--- SUPPLIED DATA ---

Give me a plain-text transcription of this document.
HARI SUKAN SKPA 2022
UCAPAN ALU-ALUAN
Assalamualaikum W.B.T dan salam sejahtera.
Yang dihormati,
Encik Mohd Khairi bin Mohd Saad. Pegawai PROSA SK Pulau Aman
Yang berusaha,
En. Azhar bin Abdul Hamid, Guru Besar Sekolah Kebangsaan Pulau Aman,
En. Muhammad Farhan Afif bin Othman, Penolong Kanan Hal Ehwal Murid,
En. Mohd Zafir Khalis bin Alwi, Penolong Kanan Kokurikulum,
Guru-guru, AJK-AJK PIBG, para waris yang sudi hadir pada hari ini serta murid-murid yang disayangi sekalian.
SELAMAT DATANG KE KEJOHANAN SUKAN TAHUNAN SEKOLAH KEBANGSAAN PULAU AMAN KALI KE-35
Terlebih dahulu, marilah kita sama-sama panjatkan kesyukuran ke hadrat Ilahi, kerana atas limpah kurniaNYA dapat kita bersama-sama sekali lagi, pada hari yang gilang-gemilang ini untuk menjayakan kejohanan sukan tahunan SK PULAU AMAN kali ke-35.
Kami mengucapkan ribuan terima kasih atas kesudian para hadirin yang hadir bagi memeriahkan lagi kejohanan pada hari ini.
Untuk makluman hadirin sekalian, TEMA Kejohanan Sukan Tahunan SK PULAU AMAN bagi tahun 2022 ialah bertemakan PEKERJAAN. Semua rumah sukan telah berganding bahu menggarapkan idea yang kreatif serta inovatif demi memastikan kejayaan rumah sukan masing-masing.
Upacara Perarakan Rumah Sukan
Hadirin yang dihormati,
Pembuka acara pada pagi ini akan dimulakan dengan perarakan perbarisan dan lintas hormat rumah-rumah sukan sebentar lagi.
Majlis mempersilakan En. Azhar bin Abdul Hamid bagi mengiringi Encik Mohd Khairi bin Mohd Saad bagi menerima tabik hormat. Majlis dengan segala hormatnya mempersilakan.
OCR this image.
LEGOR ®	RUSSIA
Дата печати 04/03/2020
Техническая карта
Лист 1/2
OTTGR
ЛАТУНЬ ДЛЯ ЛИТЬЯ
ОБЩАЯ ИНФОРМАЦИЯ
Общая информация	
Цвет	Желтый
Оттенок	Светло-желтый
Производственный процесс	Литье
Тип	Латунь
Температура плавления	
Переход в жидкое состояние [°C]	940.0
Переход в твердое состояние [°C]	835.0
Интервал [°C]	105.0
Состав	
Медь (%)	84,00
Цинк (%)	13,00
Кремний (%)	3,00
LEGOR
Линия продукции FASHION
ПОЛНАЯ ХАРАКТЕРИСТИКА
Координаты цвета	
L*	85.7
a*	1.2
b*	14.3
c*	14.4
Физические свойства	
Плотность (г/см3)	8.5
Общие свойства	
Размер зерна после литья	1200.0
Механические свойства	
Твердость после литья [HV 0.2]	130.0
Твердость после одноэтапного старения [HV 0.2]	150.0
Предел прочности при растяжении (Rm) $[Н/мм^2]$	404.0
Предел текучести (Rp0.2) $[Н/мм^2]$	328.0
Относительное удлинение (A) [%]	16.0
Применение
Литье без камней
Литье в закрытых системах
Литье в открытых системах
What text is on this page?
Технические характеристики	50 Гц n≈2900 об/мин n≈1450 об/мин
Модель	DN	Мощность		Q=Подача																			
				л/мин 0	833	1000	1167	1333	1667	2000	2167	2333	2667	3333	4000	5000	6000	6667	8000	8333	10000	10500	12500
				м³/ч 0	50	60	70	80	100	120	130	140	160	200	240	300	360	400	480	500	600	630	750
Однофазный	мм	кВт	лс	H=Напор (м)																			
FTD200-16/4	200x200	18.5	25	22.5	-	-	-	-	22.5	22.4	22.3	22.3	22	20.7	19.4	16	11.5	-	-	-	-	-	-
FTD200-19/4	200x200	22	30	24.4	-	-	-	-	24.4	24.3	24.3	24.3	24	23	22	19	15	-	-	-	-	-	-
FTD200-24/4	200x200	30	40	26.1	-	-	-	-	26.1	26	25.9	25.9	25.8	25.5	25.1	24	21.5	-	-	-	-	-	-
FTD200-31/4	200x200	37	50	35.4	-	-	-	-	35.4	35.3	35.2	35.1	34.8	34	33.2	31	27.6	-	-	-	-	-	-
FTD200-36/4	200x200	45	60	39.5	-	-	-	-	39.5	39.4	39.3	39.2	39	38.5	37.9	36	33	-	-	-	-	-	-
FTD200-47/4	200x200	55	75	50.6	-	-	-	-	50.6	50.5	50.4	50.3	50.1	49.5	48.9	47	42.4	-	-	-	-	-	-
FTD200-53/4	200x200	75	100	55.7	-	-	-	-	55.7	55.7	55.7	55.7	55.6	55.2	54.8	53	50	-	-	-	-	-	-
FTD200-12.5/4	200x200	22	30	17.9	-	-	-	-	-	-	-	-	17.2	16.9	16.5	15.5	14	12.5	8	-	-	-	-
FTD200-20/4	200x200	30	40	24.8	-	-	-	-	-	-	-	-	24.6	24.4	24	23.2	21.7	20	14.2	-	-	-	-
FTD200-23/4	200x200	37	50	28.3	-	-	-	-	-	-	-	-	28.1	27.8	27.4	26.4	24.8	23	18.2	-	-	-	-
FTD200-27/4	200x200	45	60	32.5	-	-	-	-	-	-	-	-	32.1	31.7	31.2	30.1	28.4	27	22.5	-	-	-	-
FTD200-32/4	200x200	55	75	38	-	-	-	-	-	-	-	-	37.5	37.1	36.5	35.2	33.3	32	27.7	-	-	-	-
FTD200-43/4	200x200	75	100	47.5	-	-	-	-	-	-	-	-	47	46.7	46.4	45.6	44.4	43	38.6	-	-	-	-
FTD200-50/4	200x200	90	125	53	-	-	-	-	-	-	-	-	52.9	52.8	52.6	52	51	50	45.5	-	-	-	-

---

STATED TASK
Take the records above and return them exactly as written.

RESPONSE TO THE TASK
Give me a plain-text transcription of this document.
HARI SUKAN SKPA 2022
UCAPAN ALU-ALUAN
Assalamualaikum W.B.T dan salam sejahtera.
Yang dihormati,
Encik Mohd Khairi bin Mohd Saad. Pegawai PROSA SK Pulau Aman
Yang berusaha,
En. Azhar bin Abdul Hamid, Guru Besar Sekolah Kebangsaan Pulau Aman,
En. Muhammad Farhan Afif bin Othman, Penolong Kanan Hal Ehwal Murid,
En. Mohd Zafir Khalis bin Alwi, Penolong Kanan Kokurikulum,
Guru-guru, AJK-AJK PIBG, para waris yang sudi hadir pada hari ini serta murid-murid yang disayangi sekalian.
SELAMAT DATANG KE KEJOHANAN SUKAN TAHUNAN SEKOLAH KEBANGSAAN PULAU AMAN KALI KE-35
Terlebih dahulu, marilah kita sama-sama panjatkan kesyukuran ke hadrat Ilahi, kerana atas limpah kurniaNYA dapat kita bersama-sama sekali lagi, pada hari yang gilang-gemilang ini untuk menjayakan kejohanan sukan tahunan SK PULAU AMAN kali ke-35.
Kami mengucapkan ribuan terima kasih atas kesudian para hadirin yang hadir bagi memeriahkan lagi kejohanan pada hari ini.
Untuk makluman hadirin sekalian, TEMA Kejohanan Sukan Tahunan SK PULAU AMAN bagi tahun 2022 ialah bertemakan PEKERJAAN. Semua rumah sukan telah berganding bahu menggarapkan idea yang kreatif serta inovatif demi memastikan kejayaan rumah sukan masing-masing.
Upacara Perarakan Rumah Sukan
Hadirin yang dihormati,
Pembuka acara pada pagi ini akan dimulakan dengan perarakan perbarisan dan lintas hormat rumah-rumah sukan sebentar lagi.
Majlis mempersilakan En. Azhar bin Abdul Hamid bagi mengiringi Encik Mohd Khairi bin Mohd Saad bagi menerima tabik hormat. Majlis dengan segala hormatnya mempersilakan.
OCR this image.
LEGOR ®	RUSSIA
Дата печати 04/03/2020
Техническая карта
Лист 1/2
OTTGR
ЛАТУНЬ ДЛЯ ЛИТЬЯ
ОБЩАЯ ИНФОРМАЦИЯ
Общая информация	
Цвет	Желтый
Оттенок	Светло-желтый
Производственный процесс	Литье
Тип	Латунь
Температура плавления	
Переход в жидкое состояние [°C]	940.0
Переход в твердое состояние [°C]	835.0
Интервал [°C]	105.0
Состав	
Медь (%)	84,00
Цинк (%)	13,00
Кремний (%)	3,00
LEGOR
Линия продукции FASHION
ПОЛНАЯ ХАРАКТЕРИСТИКА
Координаты цвета	
L*	85.7
a*	1.2
b*	14.3
c*	14.4
Физические свойства	
Плотность (г/см3)	8.5
Общие свойства	
Размер зерна после литья	1200.0
Механические свойства	
Твердость после литья [HV 0.2]	130.0
Твердость после одноэтапного старения [HV 0.2]	150.0
Предел прочности при растяжении (Rm) $[Н/мм^2]$	404.0
Предел текучести (Rp0.2) $[Н/мм^2]$	328.0
Относительное удлинение (A) [%]	16.0
Применение
Литье без камней
Литье в закрытых системах
Литье в открытых системах
What text is on this page?
Технические характеристики	50 Гц n≈2900 об/мин n≈1450 об/мин
Модель	DN	Мощность		Q=Подача																			
				л/мин 0	833	1000	1167	1333	1667	2000	2167	2333	2667	3333	4000	5000	6000	6667	8000	8333	10000	10500	12500
				м³/ч 0	50	60	70	80	100	120	130	140	160	200	240	300	360	400	480	500	600	630	750
Однофазный	мм	кВт	лс	H=Напор (м)																			
FTD200-16/4	200x200	18.5	25	22.5	-	-	-	-	22.5	22.4	22.3	22.3	22	20.7	19.4	16	11.5	-	-	-	-	-	-
FTD200-19/4	200x200	22	30	24.4	-	-	-	-	24.4	24.3	24.3	24.3	24	23	22	19	15	-	-	-	-	-	-
FTD200-24/4	200x200	30	40	26.1	-	-	-	-	26.1	26	25.9	25.9	25.8	25.5	25.1	24	21.5	-	-	-	-	-	-
FTD200-31/4	200x200	37	50	35.4	-	-	-	-	35.4	35.3	35.2	35.1	34.8	34	33.2	31	27.6	-	-	-	-	-	-
FTD200-36/4	200x200	45	60	39.5	-	-	-	-	39.5	39.4	39.3	39.2	39	38.5	37.9	36	33	-	-	-	-	-	-
FTD200-47/4	200x200	55	75	50.6	-	-	-	-	50.6	50.5	50.4	50.3	50.1	49.5	48.9	47	42.4	-	-	-	-	-	-
FTD200-53/4	200x200	75	100	55.7	-	-	-	-	55.7	55.7	55.7	55.7	55.6	55.2	54.8	53	50	-	-	-	-	-	-
FTD200-12.5/4	200x200	22	30	17.9	-	-	-	-	-	-	-	-	17.2	16.9	16.5	15.5	14	12.5	8	-	-	-	-
FTD200-20/4	200x200	30	40	24.8	-	-	-	-	-	-	-	-	24.6	24.4	24	23.2	21.7	20	14.2	-	-	-	-
FTD200-23/4	200x200	37	50	28.3	-	-	-	-	-	-	-	-	28.1	27.8	27.4	26.4	24.8	23	18.2	-	-	-	-
FTD200-27/4	200x200	45	60	32.5	-	-	-	-	-	-	-	-	32.1	31.7	31.2	30.1	28.4	27	22.5	-	-	-	-
FTD200-32/4	200x200	55	75	38	-	-	-	-	-	-	-	-	37.5	37.1	36.5	35.2	33.3	32	27.7	-	-	-	-
FTD200-43/4	200x200	75	100	47.5	-	-	-	-	-	-	-	-	47	46.7	46.4	45.6	44.4	43	38.6	-	-	-	-
FTD200-50/4	200x200	90	125	53	-	-	-	-	-	-	-	-	52.9	52.8	52.6	52	51	50	45.5	-	-	-	-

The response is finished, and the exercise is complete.